■ CHALLENGE ■
State how many lines of the entries hold the string "wissenschaftliche". Reply with the number alone.

····················

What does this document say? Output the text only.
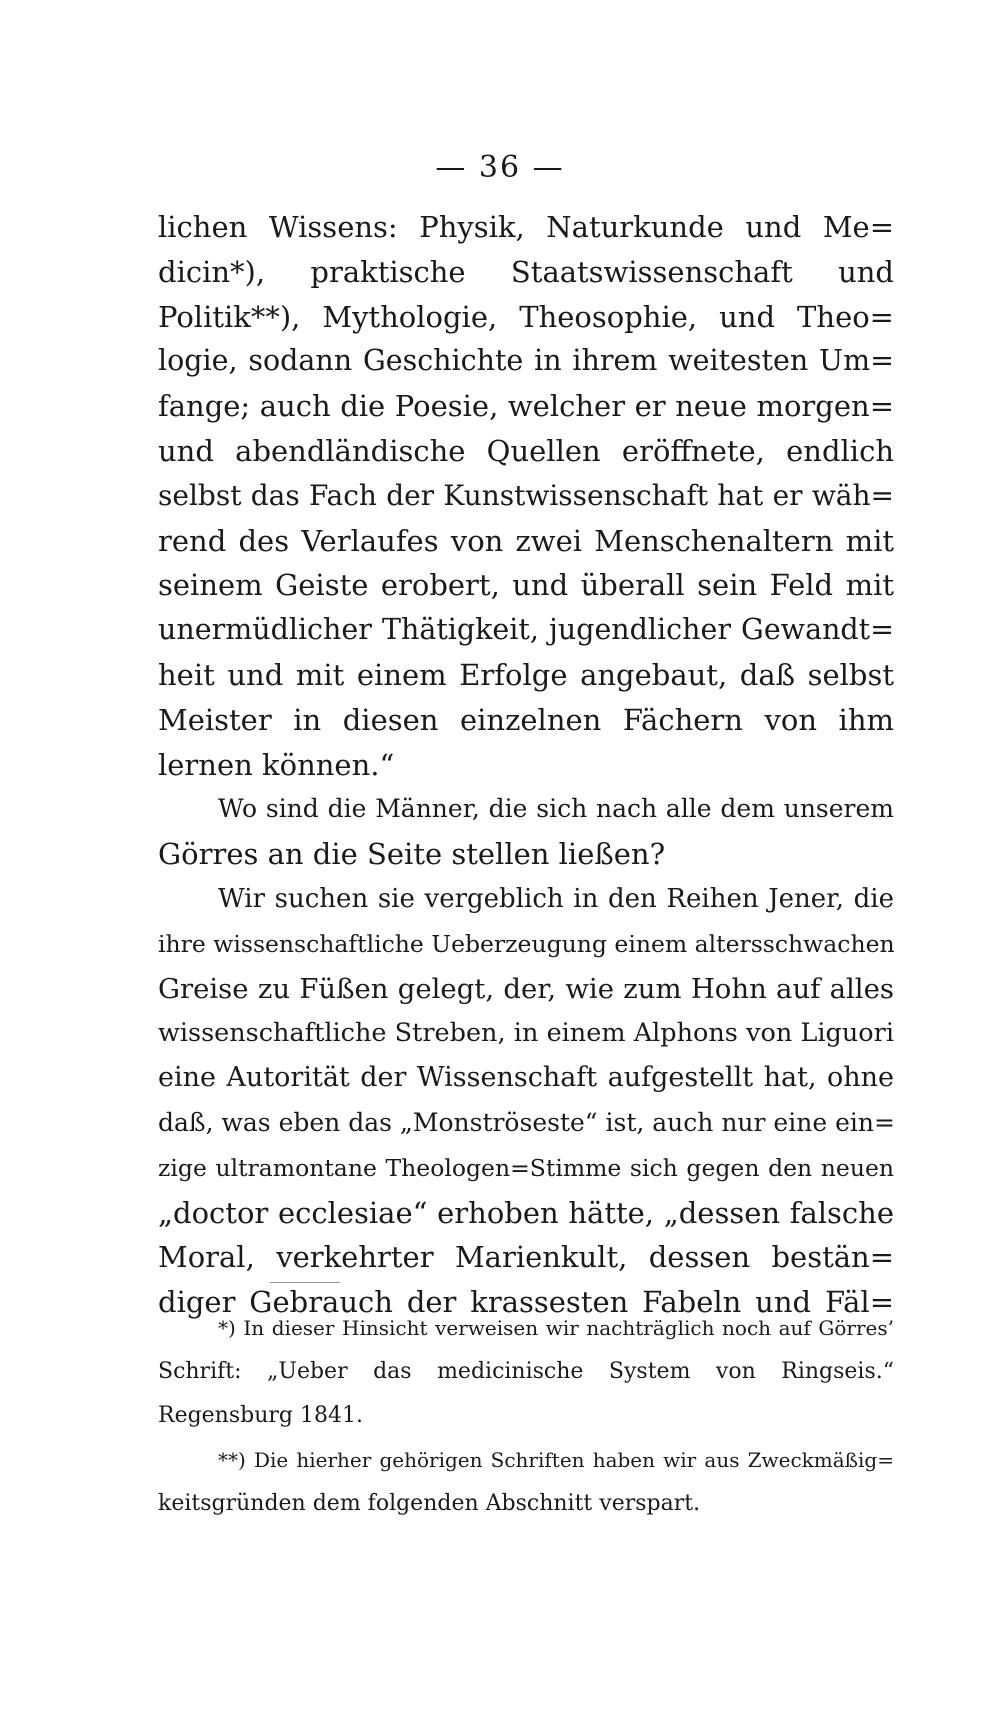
— 36 —
lichen Wissens: Physik, Naturkunde und Me=
dicin*), praktische Staatswissenschaft und
Politik**), Mythologie, Theosophie, und Theo=
logie, sodann Geschichte in ihrem weitesten Um=
fange; auch die Poesie, welcher er neue morgen=
und abendländische Quellen eröffnete, endlich
selbst das Fach der Kunstwissenschaft hat er wäh=
rend des Verlaufes von zwei Menschenaltern mit
seinem Geiste erobert, und überall sein Feld mit
unermüdlicher Thätigkeit, jugendlicher Gewandt=
heit und mit einem Erfolge angebaut, daß selbst
Meister in diesen einzelnen Fächern von ihm
lernen können.“
Wo sind die Männer, die sich nach alle dem unserem
Görres an die Seite stellen ließen?
Wir suchen sie vergeblich in den Reihen Jener, die
ihre wissenschaftliche Ueberzeugung einem altersschwachen
Greise zu Füßen gelegt, der, wie zum Hohn auf alles
wissenschaftliche Streben, in einem Alphons von Liguori
eine Autorität der Wissenschaft aufgestellt hat, ohne
daß, was eben das „Monströseste“ ist, auch nur eine ein=
zige ultramontane Theologen=Stimme sich gegen den neuen
„doctor ecclesiae“ erhoben hätte, „dessen falsche
Moral, verkehrter Marienkult, dessen bestän=
diger Gebrauch der krassesten Fabeln und Fäl=
*) In dieser Hinsicht verweisen wir nachträglich noch auf Görres’
Schrift: „Ueber das medicinische System von Ringseis.“
Regensburg 1841.
**) Die hierher gehörigen Schriften haben wir aus Zweckmäßig=
keitsgründen dem folgenden Abschnitt verspart.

····················

■ THE OUTPUT ■
2